▸ Task prompt: Print the entries below word for word; the pictures stay out of your copy.

===== Information provided =====

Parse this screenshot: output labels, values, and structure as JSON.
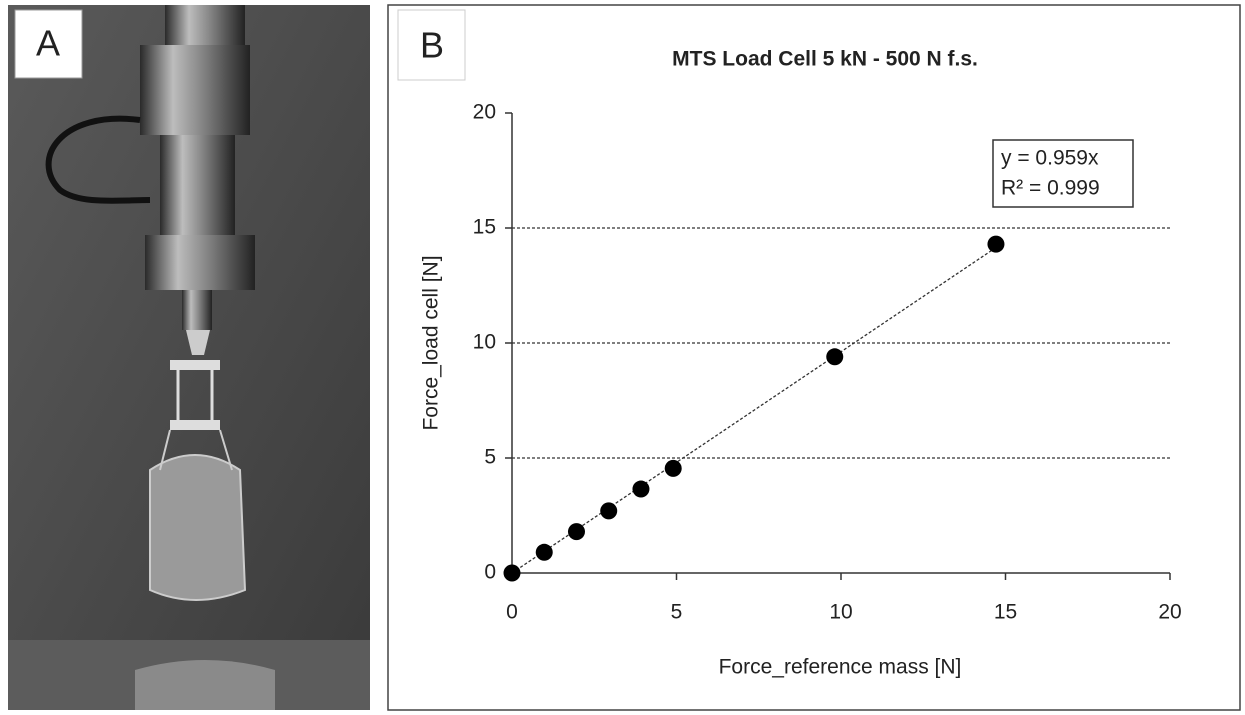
{
  "panels": {
    "a": "A",
    "b": "B"
  },
  "chart_data": {
    "type": "scatter",
    "title": "MTS Load Cell 5 kN - 500 N f.s.",
    "x_label": "Force_reference mass [N]",
    "y_label": "Force_load cell [N]",
    "x": [
      0,
      0.98,
      1.96,
      2.94,
      3.92,
      4.9,
      9.81,
      14.71
    ],
    "values": [
      0,
      0.9,
      1.8,
      2.7,
      3.65,
      4.55,
      9.4,
      14.3
    ],
    "color": "#000000",
    "xlim": [
      0,
      20
    ],
    "ylim": [
      0,
      20
    ],
    "xticks": [
      0,
      5,
      10,
      15,
      20
    ],
    "yticks": [
      0,
      5,
      10,
      15,
      20
    ],
    "grid": true,
    "trendline": true,
    "annotations": [
      "y = 0.959x",
      "R² = 0.999"
    ]
  }
}
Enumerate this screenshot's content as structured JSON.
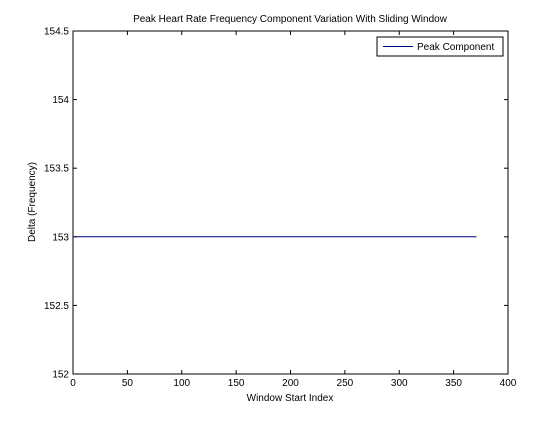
{
  "chart_data": {
    "type": "line",
    "title": "Peak Heart Rate Frequency Component Variation With Sliding Window",
    "xlabel": "Window Start Index",
    "ylabel": "Delta (Frequency)",
    "xlim": [
      0,
      400
    ],
    "ylim": [
      152,
      154.5
    ],
    "xticks": [
      0,
      50,
      100,
      150,
      200,
      250,
      300,
      350,
      400
    ],
    "yticks": [
      152,
      152.5,
      153,
      153.5,
      154,
      154.5
    ],
    "xtick_labels": [
      "0",
      "50",
      "100",
      "150",
      "200",
      "250",
      "300",
      "350",
      "400"
    ],
    "ytick_labels": [
      "152",
      "152.5",
      "153",
      "153.5",
      "154",
      "154.5"
    ],
    "grid": false,
    "legend_position": "top-right",
    "series": [
      {
        "name": "Peak Component",
        "color": "#000080",
        "x": [
          1,
          371
        ],
        "y": [
          153,
          153
        ]
      }
    ]
  }
}
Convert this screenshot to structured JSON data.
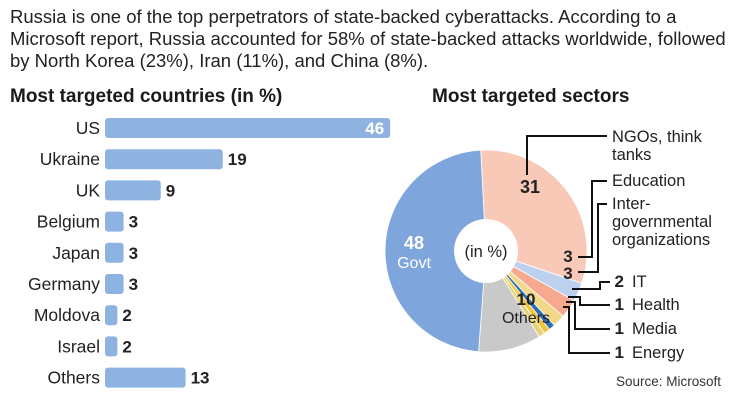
{
  "intro_text": "Russia is one of the top perpetrators of state-backed cyberattacks. According to a Microsoft report, Russia accounted for 58% of state-backed attacks worldwide, followed by North Korea (23%), Iran (11%), and China (8%).",
  "source": "Source: Microsoft",
  "colors": {
    "bar": "#8fb3e0",
    "govt": "#7fa6dc",
    "ngo": "#f9c9b8",
    "education": "#bcd1ee",
    "intergov": "#f6a98e",
    "it": "#f2d98a",
    "health": "#2d6fb0",
    "media": "#f0c43a",
    "energy": "#e8d27a",
    "others": "#c9c9c9"
  },
  "chart_data": [
    {
      "type": "bar",
      "title": "Most targeted countries (in %)",
      "categories": [
        "US",
        "Ukraine",
        "UK",
        "Belgium",
        "Japan",
        "Germany",
        "Moldova",
        "Israel",
        "Others"
      ],
      "values": [
        46,
        19,
        9,
        3,
        3,
        3,
        2,
        2,
        13
      ]
    },
    {
      "type": "pie",
      "title": "Most targeted sectors",
      "center_label": "(in %)",
      "slices": [
        {
          "label": "NGOs, think tanks",
          "value": 31
        },
        {
          "label": "Education",
          "value": 3
        },
        {
          "label": "Inter-governmental organizations",
          "value": 3
        },
        {
          "label": "IT",
          "value": 2
        },
        {
          "label": "Health",
          "value": 1
        },
        {
          "label": "Media",
          "value": 1
        },
        {
          "label": "Energy",
          "value": 1
        },
        {
          "label": "Others",
          "value": 10
        },
        {
          "label": "Govt",
          "value": 48
        }
      ]
    }
  ]
}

=====

▸ Written solution:
Parse this screenshot: output labels, values, and structure as JSON.
{
  "panels": {
    "a": "A",
    "b": "B"
  },
  "chart_data": {
    "type": "scatter",
    "title": "MTS Load Cell 5 kN - 500 N f.s.",
    "x_label": "Force_reference mass [N]",
    "y_label": "Force_load cell [N]",
    "x": [
      0,
      0.98,
      1.96,
      2.94,
      3.92,
      4.9,
      9.81,
      14.71
    ],
    "values": [
      0,
      0.9,
      1.8,
      2.7,
      3.65,
      4.55,
      9.4,
      14.3
    ],
    "color": "#000000",
    "xlim": [
      0,
      20
    ],
    "ylim": [
      0,
      20
    ],
    "xticks": [
      0,
      5,
      10,
      15,
      20
    ],
    "yticks": [
      0,
      5,
      10,
      15,
      20
    ],
    "grid": true,
    "trendline": true,
    "annotations": [
      "y = 0.959x",
      "R² = 0.999"
    ]
  }
}
Enumerate this screenshot's content as structured JSON.
{
  "chart_data": {
    "type": "line",
    "title": "Peak Heart Rate Frequency Component Variation With Sliding Window",
    "xlabel": "Window Start Index",
    "ylabel": "Delta (Frequency)",
    "xlim": [
      0,
      400
    ],
    "ylim": [
      152,
      154.5
    ],
    "xticks": [
      0,
      50,
      100,
      150,
      200,
      250,
      300,
      350,
      400
    ],
    "yticks": [
      152,
      152.5,
      153,
      153.5,
      154,
      154.5
    ],
    "xtick_labels": [
      "0",
      "50",
      "100",
      "150",
      "200",
      "250",
      "300",
      "350",
      "400"
    ],
    "ytick_labels": [
      "152",
      "152.5",
      "153",
      "153.5",
      "154",
      "154.5"
    ],
    "grid": false,
    "legend_position": "top-right",
    "series": [
      {
        "name": "Peak Component",
        "color": "#000080",
        "x": [
          1,
          371
        ],
        "y": [
          153,
          153
        ]
      }
    ]
  }
}
Convert this screenshot to structured JSON data.
{
  "intro_text": "Russia is one of the top perpetrators of state-backed cyberattacks. According to a Microsoft report, Russia accounted for 58% of state-backed attacks worldwide, followed by North Korea (23%), Iran (11%), and China (8%).",
  "source": "Source: Microsoft",
  "colors": {
    "bar": "#8fb3e0",
    "govt": "#7fa6dc",
    "ngo": "#f9c9b8",
    "education": "#bcd1ee",
    "intergov": "#f6a98e",
    "it": "#f2d98a",
    "health": "#2d6fb0",
    "media": "#f0c43a",
    "energy": "#e8d27a",
    "others": "#c9c9c9"
  },
  "chart_data": [
    {
      "type": "bar",
      "title": "Most targeted countries (in %)",
      "categories": [
        "US",
        "Ukraine",
        "UK",
        "Belgium",
        "Japan",
        "Germany",
        "Moldova",
        "Israel",
        "Others"
      ],
      "values": [
        46,
        19,
        9,
        3,
        3,
        3,
        2,
        2,
        13
      ]
    },
    {
      "type": "pie",
      "title": "Most targeted sectors",
      "center_label": "(in %)",
      "slices": [
        {
          "label": "NGOs, think tanks",
          "value": 31
        },
        {
          "label": "Education",
          "value": 3
        },
        {
          "label": "Inter-governmental organizations",
          "value": 3
        },
        {
          "label": "IT",
          "value": 2
        },
        {
          "label": "Health",
          "value": 1
        },
        {
          "label": "Media",
          "value": 1
        },
        {
          "label": "Energy",
          "value": 1
        },
        {
          "label": "Others",
          "value": 10
        },
        {
          "label": "Govt",
          "value": 48
        }
      ]
    }
  ]
}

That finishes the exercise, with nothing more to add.